[Stored records]
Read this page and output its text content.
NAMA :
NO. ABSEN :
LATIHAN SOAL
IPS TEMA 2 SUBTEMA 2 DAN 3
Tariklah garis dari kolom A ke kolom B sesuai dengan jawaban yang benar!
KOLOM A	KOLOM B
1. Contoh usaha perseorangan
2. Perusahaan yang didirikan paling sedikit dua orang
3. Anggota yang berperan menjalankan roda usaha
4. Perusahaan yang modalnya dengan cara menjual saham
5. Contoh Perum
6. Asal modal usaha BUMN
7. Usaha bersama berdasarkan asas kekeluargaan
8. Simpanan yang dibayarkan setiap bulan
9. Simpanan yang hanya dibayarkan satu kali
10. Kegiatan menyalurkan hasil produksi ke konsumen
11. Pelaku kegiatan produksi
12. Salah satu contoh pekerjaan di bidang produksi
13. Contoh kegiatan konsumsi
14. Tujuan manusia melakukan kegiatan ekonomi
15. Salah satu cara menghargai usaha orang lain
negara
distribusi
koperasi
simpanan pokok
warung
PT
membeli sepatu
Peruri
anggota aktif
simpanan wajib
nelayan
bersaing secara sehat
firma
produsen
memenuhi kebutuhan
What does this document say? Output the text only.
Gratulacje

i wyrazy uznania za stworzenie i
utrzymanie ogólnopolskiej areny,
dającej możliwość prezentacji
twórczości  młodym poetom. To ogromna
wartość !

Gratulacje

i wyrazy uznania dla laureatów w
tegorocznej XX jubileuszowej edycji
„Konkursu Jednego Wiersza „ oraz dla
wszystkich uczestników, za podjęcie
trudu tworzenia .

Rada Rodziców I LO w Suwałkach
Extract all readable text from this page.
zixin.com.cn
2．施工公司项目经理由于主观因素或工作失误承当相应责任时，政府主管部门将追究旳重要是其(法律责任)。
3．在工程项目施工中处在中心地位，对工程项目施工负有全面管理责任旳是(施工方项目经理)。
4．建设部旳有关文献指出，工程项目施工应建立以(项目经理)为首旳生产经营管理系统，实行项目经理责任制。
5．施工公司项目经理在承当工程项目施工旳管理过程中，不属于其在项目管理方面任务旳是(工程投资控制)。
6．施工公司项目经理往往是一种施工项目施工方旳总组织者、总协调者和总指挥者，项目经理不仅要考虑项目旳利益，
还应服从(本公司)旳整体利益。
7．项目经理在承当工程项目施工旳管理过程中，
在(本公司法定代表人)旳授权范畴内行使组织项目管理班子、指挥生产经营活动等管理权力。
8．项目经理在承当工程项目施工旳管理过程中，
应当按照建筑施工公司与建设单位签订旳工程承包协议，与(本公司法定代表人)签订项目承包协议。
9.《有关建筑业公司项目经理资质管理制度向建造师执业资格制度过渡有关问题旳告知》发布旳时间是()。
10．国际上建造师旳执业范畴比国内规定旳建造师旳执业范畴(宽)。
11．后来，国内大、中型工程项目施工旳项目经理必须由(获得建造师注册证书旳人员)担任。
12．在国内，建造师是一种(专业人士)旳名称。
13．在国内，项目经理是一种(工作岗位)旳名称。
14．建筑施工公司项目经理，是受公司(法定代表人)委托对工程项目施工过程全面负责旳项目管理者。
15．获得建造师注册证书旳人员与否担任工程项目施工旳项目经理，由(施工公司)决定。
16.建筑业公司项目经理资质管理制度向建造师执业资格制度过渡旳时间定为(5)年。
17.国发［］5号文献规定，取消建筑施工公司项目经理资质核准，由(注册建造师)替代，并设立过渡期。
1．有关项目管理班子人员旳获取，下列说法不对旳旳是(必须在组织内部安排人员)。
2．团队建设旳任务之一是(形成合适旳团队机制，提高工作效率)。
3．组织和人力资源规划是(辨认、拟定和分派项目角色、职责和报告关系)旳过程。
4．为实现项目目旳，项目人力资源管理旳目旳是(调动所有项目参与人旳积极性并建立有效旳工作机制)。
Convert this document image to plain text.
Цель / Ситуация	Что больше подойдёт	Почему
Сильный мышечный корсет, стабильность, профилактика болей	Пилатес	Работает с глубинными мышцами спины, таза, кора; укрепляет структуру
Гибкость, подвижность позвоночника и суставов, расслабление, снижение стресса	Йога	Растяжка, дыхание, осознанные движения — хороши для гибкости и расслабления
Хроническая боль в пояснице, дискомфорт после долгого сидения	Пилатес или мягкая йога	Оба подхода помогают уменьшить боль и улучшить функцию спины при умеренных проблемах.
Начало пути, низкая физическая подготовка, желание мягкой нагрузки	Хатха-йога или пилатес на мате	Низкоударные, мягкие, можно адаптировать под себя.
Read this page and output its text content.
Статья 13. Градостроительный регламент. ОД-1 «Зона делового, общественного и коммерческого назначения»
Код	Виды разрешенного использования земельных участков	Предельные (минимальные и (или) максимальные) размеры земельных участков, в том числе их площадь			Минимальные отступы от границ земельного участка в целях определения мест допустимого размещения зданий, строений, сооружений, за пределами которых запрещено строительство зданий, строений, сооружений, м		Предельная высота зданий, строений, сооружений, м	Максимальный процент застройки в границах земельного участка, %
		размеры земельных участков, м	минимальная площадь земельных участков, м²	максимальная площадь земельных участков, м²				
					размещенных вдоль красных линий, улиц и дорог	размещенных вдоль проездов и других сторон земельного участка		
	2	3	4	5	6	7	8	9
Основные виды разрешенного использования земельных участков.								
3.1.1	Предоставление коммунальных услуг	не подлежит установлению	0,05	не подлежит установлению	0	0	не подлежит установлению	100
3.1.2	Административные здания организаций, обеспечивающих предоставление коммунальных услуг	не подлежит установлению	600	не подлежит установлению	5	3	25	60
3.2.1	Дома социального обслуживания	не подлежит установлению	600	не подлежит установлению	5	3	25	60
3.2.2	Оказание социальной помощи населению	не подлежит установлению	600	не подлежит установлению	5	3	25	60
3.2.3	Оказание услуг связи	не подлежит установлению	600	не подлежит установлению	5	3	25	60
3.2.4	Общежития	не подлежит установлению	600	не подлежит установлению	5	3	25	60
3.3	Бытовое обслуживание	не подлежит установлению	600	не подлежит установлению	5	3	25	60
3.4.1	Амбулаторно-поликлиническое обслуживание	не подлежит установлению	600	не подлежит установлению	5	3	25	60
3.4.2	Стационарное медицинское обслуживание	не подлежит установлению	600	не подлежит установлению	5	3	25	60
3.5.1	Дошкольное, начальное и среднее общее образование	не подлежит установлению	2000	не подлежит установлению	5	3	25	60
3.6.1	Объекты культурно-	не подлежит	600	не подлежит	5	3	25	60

■ Do this: Retype the data exactly as given.

■ Task answer:
Read this page and output its text content.
NAMA :
NO. ABSEN :
LATIHAN SOAL
IPS TEMA 2 SUBTEMA 2 DAN 3
Tariklah garis dari kolom A ke kolom B sesuai dengan jawaban yang benar!
KOLOM A	KOLOM B
1. Contoh usaha perseorangan
2. Perusahaan yang didirikan paling sedikit dua orang
3. Anggota yang berperan menjalankan roda usaha
4. Perusahaan yang modalnya dengan cara menjual saham
5. Contoh Perum
6. Asal modal usaha BUMN
7. Usaha bersama berdasarkan asas kekeluargaan
8. Simpanan yang dibayarkan setiap bulan
9. Simpanan yang hanya dibayarkan satu kali
10. Kegiatan menyalurkan hasil produksi ke konsumen
11. Pelaku kegiatan produksi
12. Salah satu contoh pekerjaan di bidang produksi
13. Contoh kegiatan konsumsi
14. Tujuan manusia melakukan kegiatan ekonomi
15. Salah satu cara menghargai usaha orang lain
negara
distribusi
koperasi
simpanan pokok
warung
PT
membeli sepatu
Peruri
anggota aktif
simpanan wajib
nelayan
bersaing secara sehat
firma
produsen
memenuhi kebutuhan
What does this document say? Output the text only.
Gratulacje

i wyrazy uznania za stworzenie i
utrzymanie ogólnopolskiej areny,
dającej możliwość prezentacji
twórczości  młodym poetom. To ogromna
wartość !

Gratulacje

i wyrazy uznania dla laureatów w
tegorocznej XX jubileuszowej edycji
„Konkursu Jednego Wiersza „ oraz dla
wszystkich uczestników, za podjęcie
trudu tworzenia .

Rada Rodziców I LO w Suwałkach
Extract all readable text from this page.
zixin.com.cn
2．施工公司项目经理由于主观因素或工作失误承当相应责任时，政府主管部门将追究旳重要是其(法律责任)。
3．在工程项目施工中处在中心地位，对工程项目施工负有全面管理责任旳是(施工方项目经理)。
4．建设部旳有关文献指出，工程项目施工应建立以(项目经理)为首旳生产经营管理系统，实行项目经理责任制。
5．施工公司项目经理在承当工程项目施工旳管理过程中，不属于其在项目管理方面任务旳是(工程投资控制)。
6．施工公司项目经理往往是一种施工项目施工方旳总组织者、总协调者和总指挥者，项目经理不仅要考虑项目旳利益，
还应服从(本公司)旳整体利益。
7．项目经理在承当工程项目施工旳管理过程中，
在(本公司法定代表人)旳授权范畴内行使组织项目管理班子、指挥生产经营活动等管理权力。
8．项目经理在承当工程项目施工旳管理过程中，
应当按照建筑施工公司与建设单位签订旳工程承包协议，与(本公司法定代表人)签订项目承包协议。
9.《有关建筑业公司项目经理资质管理制度向建造师执业资格制度过渡有关问题旳告知》发布旳时间是()。
10．国际上建造师旳执业范畴比国内规定旳建造师旳执业范畴(宽)。
11．后来，国内大、中型工程项目施工旳项目经理必须由(获得建造师注册证书旳人员)担任。
12．在国内，建造师是一种(专业人士)旳名称。
13．在国内，项目经理是一种(工作岗位)旳名称。
14．建筑施工公司项目经理，是受公司(法定代表人)委托对工程项目施工过程全面负责旳项目管理者。
15．获得建造师注册证书旳人员与否担任工程项目施工旳项目经理，由(施工公司)决定。
16.建筑业公司项目经理资质管理制度向建造师执业资格制度过渡旳时间定为(5)年。
17.国发［］5号文献规定，取消建筑施工公司项目经理资质核准，由(注册建造师)替代，并设立过渡期。
1．有关项目管理班子人员旳获取，下列说法不对旳旳是(必须在组织内部安排人员)。
2．团队建设旳任务之一是(形成合适旳团队机制，提高工作效率)。
3．组织和人力资源规划是(辨认、拟定和分派项目角色、职责和报告关系)旳过程。
4．为实现项目目旳，项目人力资源管理旳目旳是(调动所有项目参与人旳积极性并建立有效旳工作机制)。
Convert this document image to plain text.
Цель / Ситуация	Что больше подойдёт	Почему
Сильный мышечный корсет, стабильность, профилактика болей	Пилатес	Работает с глубинными мышцами спины, таза, кора; укрепляет структуру
Гибкость, подвижность позвоночника и суставов, расслабление, снижение стресса	Йога	Растяжка, дыхание, осознанные движения — хороши для гибкости и расслабления
Хроническая боль в пояснице, дискомфорт после долгого сидения	Пилатес или мягкая йога	Оба подхода помогают уменьшить боль и улучшить функцию спины при умеренных проблемах.
Начало пути, низкая физическая подготовка, желание мягкой нагрузки	Хатха-йога или пилатес на мате	Низкоударные, мягкие, можно адаптировать под себя.
Read this page and output its text content.
Статья 13. Градостроительный регламент. ОД-1 «Зона делового, общественного и коммерческого назначения»
Код	Виды разрешенного использования земельных участков	Предельные (минимальные и (или) максимальные) размеры земельных участков, в том числе их площадь			Минимальные отступы от границ земельного участка в целях определения мест допустимого размещения зданий, строений, сооружений, за пределами которых запрещено строительство зданий, строений, сооружений, м		Предельная высота зданий, строений, сооружений, м	Максимальный процент застройки в границах земельного участка, %
		размеры земельных участков, м	минимальная площадь земельных участков, м²	максимальная площадь земельных участков, м²				
					размещенных вдоль красных линий, улиц и дорог	размещенных вдоль проездов и других сторон земельного участка		
	2	3	4	5	6	7	8	9
Основные виды разрешенного использования земельных участков.								
3.1.1	Предоставление коммунальных услуг	не подлежит установлению	0,05	не подлежит установлению	0	0	не подлежит установлению	100
3.1.2	Административные здания организаций, обеспечивающих предоставление коммунальных услуг	не подлежит установлению	600	не подлежит установлению	5	3	25	60
3.2.1	Дома социального обслуживания	не подлежит установлению	600	не подлежит установлению	5	3	25	60
3.2.2	Оказание социальной помощи населению	не подлежит установлению	600	не подлежит установлению	5	3	25	60
3.2.3	Оказание услуг связи	не подлежит установлению	600	не подлежит установлению	5	3	25	60
3.2.4	Общежития	не подлежит установлению	600	не подлежит установлению	5	3	25	60
3.3	Бытовое обслуживание	не подлежит установлению	600	не подлежит установлению	5	3	25	60
3.4.1	Амбулаторно-поликлиническое обслуживание	не подлежит установлению	600	не подлежит установлению	5	3	25	60
3.4.2	Стационарное медицинское обслуживание	не подлежит установлению	600	не подлежит установлению	5	3	25	60
3.5.1	Дошкольное, начальное и среднее общее образование	не подлежит установлению	2000	не подлежит установлению	5	3	25	60
3.6.1	Объекты культурно-	не подлежит	600	не подлежит	5	3	25	60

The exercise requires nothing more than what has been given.